━━━━━ SUPPLIED MATERIAL ━━━━━

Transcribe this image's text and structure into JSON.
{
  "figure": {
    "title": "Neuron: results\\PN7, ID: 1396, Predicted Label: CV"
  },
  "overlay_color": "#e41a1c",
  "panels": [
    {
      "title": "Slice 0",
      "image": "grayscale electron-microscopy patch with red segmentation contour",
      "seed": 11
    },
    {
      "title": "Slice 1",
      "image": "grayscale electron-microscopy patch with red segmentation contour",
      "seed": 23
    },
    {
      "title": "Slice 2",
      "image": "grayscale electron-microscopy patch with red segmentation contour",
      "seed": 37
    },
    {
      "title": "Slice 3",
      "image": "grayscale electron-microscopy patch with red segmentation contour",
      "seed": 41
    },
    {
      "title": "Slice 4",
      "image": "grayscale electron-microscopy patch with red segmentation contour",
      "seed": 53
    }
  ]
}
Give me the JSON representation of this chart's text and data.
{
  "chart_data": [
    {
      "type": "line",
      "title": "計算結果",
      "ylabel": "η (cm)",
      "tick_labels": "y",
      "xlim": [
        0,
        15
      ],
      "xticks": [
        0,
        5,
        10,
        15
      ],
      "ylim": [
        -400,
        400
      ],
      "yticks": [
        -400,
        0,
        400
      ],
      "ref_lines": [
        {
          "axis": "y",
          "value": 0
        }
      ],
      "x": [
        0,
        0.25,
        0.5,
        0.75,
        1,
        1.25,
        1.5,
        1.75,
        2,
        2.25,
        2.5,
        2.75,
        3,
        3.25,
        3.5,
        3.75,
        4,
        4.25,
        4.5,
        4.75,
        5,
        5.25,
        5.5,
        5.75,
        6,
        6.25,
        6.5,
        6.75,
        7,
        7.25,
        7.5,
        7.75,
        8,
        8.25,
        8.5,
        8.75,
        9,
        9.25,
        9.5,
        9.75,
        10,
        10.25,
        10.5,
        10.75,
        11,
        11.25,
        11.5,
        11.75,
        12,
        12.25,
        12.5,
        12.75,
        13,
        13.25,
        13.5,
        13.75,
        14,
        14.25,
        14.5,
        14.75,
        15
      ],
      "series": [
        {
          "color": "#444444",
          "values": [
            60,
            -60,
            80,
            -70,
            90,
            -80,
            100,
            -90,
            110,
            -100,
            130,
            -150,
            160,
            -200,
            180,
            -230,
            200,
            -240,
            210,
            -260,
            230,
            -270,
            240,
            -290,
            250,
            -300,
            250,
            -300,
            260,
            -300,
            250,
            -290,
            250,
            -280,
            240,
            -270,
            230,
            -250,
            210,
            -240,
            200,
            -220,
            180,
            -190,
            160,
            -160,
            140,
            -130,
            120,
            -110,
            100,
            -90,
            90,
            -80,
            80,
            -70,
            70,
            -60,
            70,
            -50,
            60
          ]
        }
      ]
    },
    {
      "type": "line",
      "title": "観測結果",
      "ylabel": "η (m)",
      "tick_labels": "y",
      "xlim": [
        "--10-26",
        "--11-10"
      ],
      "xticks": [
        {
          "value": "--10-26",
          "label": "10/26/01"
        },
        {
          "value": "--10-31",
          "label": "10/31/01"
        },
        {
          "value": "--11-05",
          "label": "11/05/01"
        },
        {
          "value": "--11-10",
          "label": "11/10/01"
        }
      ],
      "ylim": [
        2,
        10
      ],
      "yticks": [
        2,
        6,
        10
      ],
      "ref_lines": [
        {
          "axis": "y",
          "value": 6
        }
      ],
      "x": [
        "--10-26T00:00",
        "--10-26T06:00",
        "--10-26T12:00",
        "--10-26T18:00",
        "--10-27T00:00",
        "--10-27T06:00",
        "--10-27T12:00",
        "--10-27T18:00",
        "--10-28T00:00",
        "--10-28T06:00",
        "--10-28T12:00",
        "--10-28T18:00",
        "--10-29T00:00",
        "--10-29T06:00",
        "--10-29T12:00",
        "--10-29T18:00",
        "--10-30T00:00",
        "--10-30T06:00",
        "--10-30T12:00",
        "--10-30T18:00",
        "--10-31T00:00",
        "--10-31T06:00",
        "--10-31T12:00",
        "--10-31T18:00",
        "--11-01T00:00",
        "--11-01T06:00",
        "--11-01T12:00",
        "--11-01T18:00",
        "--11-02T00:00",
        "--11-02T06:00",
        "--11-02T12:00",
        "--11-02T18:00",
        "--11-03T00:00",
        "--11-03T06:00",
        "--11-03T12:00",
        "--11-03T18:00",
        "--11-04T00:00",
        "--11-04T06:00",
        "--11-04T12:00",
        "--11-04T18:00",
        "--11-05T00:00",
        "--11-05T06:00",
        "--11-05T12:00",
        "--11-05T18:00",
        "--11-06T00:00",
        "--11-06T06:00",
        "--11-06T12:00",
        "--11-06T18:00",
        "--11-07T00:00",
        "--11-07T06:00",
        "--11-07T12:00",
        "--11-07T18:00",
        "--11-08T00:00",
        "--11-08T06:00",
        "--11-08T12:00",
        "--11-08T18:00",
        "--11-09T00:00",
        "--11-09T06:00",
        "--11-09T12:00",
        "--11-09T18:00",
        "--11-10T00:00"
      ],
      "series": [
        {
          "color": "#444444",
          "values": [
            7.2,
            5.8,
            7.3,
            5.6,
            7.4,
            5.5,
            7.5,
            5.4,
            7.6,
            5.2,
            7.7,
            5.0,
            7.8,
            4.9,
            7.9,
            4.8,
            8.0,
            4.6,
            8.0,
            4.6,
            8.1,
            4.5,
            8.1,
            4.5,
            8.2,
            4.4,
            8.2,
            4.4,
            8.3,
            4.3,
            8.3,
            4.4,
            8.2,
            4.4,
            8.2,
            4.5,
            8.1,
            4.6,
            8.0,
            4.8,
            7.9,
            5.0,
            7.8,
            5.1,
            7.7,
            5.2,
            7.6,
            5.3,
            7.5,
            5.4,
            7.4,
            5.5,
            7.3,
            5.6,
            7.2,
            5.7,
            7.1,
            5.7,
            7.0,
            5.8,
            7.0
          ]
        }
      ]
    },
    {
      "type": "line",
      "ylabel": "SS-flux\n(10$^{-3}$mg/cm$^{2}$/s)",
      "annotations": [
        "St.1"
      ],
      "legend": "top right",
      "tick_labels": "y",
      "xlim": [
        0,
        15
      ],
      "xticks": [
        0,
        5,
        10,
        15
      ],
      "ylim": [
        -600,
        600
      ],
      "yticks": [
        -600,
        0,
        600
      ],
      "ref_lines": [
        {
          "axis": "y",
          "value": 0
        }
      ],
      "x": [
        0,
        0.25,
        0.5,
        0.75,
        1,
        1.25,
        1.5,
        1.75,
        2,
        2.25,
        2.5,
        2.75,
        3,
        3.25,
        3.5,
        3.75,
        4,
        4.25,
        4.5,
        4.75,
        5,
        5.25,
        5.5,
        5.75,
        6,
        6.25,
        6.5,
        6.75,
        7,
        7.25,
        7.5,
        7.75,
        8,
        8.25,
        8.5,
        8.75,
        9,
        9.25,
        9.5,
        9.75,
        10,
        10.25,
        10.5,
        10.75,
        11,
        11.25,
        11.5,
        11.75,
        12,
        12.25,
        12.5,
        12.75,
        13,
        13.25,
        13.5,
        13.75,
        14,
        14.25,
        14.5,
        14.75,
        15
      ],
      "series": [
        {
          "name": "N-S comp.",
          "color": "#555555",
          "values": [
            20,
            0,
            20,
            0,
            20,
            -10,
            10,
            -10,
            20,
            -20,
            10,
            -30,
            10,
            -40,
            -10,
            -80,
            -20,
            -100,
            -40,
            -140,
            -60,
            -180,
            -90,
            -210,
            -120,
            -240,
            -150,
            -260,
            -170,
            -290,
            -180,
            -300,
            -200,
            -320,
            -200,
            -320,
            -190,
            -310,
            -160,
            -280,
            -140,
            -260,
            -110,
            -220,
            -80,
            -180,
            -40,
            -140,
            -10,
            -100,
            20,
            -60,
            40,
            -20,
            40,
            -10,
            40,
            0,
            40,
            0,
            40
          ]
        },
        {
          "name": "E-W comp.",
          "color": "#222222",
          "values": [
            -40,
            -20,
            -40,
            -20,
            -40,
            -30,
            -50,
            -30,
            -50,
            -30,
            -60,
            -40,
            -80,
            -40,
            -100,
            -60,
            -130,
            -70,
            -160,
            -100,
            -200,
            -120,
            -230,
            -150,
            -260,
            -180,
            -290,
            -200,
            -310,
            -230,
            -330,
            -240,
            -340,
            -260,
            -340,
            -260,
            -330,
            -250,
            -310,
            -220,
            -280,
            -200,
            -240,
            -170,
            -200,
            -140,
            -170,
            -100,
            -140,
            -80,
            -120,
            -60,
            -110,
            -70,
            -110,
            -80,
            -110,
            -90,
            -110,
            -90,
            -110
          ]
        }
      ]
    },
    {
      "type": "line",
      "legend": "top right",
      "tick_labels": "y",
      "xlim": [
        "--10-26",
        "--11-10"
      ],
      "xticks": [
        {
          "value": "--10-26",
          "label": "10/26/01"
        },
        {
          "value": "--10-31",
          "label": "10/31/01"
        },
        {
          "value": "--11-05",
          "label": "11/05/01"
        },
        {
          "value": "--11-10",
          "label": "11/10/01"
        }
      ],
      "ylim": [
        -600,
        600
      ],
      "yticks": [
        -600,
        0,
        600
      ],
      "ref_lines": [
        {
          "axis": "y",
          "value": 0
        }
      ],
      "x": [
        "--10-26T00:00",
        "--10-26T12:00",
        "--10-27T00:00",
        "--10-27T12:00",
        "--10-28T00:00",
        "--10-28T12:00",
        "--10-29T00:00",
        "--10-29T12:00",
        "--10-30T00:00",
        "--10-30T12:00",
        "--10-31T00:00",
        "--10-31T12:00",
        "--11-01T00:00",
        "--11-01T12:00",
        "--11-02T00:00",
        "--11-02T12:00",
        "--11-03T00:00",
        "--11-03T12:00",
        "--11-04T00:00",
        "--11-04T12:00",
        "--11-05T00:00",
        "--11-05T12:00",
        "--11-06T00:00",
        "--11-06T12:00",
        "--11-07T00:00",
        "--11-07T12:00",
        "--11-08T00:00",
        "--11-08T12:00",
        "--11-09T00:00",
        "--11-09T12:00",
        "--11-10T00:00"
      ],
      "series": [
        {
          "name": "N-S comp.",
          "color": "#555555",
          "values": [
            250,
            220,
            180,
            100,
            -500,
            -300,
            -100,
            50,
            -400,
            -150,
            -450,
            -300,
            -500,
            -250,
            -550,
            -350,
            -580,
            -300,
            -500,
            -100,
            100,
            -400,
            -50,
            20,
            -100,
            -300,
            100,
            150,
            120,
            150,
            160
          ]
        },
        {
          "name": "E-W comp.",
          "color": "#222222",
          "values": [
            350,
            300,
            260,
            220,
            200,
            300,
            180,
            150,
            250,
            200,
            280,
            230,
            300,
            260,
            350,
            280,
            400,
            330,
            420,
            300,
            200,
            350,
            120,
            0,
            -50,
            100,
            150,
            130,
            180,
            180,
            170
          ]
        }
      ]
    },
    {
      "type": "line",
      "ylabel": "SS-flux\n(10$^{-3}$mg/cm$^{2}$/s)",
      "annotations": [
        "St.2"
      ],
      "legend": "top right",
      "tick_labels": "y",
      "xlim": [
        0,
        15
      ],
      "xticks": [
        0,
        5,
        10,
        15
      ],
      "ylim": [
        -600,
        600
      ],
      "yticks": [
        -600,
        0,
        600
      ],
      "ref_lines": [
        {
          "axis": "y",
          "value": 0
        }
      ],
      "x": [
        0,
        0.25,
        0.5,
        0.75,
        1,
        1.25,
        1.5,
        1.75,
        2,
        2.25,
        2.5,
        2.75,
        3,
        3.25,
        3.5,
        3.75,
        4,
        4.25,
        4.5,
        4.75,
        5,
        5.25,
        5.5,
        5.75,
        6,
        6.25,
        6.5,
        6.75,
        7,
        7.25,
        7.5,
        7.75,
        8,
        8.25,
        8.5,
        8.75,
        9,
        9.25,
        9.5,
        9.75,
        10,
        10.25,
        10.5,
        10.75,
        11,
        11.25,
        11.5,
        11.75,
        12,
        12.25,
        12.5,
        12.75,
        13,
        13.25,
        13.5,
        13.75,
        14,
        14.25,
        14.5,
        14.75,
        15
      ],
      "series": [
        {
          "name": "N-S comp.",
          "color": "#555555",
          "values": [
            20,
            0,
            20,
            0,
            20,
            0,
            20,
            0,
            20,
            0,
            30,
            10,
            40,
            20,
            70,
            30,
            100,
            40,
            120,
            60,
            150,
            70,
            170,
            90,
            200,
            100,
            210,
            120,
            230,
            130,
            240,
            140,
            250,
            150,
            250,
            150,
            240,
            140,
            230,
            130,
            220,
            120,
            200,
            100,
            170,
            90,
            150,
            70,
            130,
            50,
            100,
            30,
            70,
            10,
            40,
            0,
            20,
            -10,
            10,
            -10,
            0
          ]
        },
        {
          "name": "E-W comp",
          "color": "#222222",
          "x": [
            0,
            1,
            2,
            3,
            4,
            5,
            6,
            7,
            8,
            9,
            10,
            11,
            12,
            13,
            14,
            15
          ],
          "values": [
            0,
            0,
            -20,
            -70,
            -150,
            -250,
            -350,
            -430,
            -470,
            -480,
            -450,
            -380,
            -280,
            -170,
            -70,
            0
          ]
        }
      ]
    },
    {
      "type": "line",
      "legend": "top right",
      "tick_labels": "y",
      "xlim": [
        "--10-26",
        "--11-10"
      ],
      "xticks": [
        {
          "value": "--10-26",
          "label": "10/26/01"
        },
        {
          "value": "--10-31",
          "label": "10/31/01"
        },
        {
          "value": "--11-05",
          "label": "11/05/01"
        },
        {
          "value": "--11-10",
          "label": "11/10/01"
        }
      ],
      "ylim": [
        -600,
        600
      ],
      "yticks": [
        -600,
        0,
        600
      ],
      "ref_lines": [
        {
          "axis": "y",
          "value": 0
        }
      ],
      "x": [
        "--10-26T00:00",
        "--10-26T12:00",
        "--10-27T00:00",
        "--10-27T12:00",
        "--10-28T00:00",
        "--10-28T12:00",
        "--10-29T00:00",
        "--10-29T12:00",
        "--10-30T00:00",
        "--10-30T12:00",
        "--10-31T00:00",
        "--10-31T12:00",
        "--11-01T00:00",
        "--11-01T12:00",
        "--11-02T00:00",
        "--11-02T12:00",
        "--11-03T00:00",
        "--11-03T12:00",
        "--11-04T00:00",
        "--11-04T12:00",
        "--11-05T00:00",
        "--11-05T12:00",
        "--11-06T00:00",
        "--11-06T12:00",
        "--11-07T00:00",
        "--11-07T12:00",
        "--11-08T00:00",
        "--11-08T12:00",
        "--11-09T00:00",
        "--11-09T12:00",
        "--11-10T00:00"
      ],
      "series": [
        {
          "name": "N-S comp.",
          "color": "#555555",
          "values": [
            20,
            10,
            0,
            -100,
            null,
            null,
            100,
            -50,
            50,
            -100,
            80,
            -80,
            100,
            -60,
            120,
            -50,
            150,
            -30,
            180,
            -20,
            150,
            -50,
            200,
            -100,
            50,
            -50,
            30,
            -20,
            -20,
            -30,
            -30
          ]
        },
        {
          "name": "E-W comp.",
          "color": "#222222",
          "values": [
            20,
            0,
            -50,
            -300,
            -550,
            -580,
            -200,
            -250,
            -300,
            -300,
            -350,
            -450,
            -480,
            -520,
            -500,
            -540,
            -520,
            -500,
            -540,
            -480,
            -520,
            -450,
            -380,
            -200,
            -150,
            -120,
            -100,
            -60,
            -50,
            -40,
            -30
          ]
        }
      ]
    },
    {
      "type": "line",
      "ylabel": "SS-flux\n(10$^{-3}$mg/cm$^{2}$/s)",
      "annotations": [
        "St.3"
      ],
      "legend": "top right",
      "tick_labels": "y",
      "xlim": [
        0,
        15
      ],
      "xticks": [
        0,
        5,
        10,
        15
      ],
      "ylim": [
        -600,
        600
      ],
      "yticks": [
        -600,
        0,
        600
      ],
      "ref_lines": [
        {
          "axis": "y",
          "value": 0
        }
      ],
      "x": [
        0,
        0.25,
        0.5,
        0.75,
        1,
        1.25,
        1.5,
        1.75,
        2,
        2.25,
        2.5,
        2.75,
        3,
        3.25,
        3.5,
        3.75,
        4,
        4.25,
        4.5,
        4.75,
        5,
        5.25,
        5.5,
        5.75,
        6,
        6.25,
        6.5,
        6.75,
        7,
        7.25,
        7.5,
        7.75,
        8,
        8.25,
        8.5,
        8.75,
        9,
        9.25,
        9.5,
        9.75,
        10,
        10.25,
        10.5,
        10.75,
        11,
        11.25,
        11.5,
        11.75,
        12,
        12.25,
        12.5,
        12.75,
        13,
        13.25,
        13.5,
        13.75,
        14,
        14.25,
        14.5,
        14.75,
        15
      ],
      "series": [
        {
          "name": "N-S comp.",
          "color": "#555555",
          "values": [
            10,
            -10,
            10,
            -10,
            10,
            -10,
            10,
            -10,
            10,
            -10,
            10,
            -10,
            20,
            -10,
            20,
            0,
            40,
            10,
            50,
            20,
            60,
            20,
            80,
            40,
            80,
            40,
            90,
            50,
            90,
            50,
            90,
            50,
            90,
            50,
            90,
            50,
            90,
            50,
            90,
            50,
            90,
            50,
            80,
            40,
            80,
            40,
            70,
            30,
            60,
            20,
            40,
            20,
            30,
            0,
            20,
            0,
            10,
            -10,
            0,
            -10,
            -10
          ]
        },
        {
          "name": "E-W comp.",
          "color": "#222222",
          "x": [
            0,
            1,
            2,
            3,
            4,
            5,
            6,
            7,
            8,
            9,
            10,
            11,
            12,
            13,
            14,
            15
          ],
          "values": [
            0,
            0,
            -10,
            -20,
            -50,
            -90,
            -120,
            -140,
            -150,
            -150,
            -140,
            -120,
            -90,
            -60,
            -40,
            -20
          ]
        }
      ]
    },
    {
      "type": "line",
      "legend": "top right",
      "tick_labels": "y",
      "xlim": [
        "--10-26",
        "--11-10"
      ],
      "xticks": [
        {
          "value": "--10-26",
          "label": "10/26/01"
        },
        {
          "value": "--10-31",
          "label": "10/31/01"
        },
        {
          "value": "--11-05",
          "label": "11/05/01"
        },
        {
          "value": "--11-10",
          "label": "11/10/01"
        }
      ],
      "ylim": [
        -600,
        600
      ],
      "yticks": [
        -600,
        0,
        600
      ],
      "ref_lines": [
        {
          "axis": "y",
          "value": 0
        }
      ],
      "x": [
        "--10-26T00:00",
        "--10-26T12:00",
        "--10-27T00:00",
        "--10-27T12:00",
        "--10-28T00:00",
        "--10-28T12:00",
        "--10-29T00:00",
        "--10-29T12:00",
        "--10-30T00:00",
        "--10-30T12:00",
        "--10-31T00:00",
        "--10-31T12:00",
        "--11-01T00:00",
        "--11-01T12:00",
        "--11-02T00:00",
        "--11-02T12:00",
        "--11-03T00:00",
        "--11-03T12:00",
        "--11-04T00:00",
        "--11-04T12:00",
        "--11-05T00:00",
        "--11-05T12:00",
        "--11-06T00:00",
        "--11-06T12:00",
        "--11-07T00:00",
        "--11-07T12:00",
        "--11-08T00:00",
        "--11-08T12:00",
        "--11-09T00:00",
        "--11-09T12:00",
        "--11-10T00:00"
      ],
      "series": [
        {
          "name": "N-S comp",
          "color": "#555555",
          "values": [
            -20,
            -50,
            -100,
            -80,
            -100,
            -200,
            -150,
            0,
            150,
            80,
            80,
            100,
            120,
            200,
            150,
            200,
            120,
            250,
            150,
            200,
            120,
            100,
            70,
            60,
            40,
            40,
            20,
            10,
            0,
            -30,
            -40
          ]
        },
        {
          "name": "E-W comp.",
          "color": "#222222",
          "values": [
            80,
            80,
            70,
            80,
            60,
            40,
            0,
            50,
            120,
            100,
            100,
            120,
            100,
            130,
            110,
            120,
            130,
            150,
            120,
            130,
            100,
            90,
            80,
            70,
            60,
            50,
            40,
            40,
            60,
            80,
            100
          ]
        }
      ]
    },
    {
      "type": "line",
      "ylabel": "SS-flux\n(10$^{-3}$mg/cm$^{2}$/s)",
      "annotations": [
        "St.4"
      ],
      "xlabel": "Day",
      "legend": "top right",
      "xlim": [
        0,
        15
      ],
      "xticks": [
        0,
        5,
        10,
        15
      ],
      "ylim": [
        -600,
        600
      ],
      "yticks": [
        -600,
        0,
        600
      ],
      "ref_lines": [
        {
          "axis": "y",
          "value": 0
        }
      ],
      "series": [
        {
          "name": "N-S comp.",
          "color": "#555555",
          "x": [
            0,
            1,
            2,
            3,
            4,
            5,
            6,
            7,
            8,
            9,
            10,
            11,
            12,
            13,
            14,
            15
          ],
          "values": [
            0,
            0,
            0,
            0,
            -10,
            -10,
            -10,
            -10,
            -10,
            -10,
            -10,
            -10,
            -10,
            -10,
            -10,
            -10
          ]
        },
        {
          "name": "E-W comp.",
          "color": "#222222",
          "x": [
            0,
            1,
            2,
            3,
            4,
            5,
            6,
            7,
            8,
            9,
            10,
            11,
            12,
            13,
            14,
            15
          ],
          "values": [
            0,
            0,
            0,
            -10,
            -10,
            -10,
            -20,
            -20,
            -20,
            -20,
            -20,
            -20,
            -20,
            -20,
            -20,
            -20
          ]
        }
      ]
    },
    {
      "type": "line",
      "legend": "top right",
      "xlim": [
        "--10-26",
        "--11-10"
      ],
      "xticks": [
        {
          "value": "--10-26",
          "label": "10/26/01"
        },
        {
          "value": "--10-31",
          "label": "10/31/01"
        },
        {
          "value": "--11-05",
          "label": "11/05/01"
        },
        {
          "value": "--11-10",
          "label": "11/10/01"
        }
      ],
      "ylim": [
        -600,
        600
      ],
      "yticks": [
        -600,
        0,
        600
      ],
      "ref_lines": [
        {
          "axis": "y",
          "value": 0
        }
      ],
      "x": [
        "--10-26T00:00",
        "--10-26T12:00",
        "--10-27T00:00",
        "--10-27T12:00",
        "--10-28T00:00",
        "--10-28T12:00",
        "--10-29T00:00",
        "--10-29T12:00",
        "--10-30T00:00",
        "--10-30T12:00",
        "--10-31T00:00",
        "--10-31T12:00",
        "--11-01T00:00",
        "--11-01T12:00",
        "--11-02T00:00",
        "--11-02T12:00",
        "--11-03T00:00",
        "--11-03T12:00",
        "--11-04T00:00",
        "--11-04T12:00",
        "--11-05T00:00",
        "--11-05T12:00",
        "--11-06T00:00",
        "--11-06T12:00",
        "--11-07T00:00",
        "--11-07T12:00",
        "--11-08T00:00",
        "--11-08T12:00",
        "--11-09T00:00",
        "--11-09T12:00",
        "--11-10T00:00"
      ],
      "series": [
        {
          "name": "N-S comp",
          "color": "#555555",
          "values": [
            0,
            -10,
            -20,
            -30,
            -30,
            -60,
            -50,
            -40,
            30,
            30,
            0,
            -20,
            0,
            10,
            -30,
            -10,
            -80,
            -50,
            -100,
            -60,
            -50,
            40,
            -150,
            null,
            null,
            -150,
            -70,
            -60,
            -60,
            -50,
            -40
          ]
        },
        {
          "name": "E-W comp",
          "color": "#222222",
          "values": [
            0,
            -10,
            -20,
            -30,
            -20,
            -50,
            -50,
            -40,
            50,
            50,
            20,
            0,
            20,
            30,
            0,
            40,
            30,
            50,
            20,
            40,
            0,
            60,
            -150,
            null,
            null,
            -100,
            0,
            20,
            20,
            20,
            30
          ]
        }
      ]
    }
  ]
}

━━━━━

→ WHAT YOU HAVE TO DO
Pick out every line of the listing containing the word "Slice", and show those lines.

→ TASK ANSWER
      "title": "Slice 0",
      "title": "Slice 1",
      "title": "Slice 2",
      "title": "Slice 3",
      "title": "Slice 4",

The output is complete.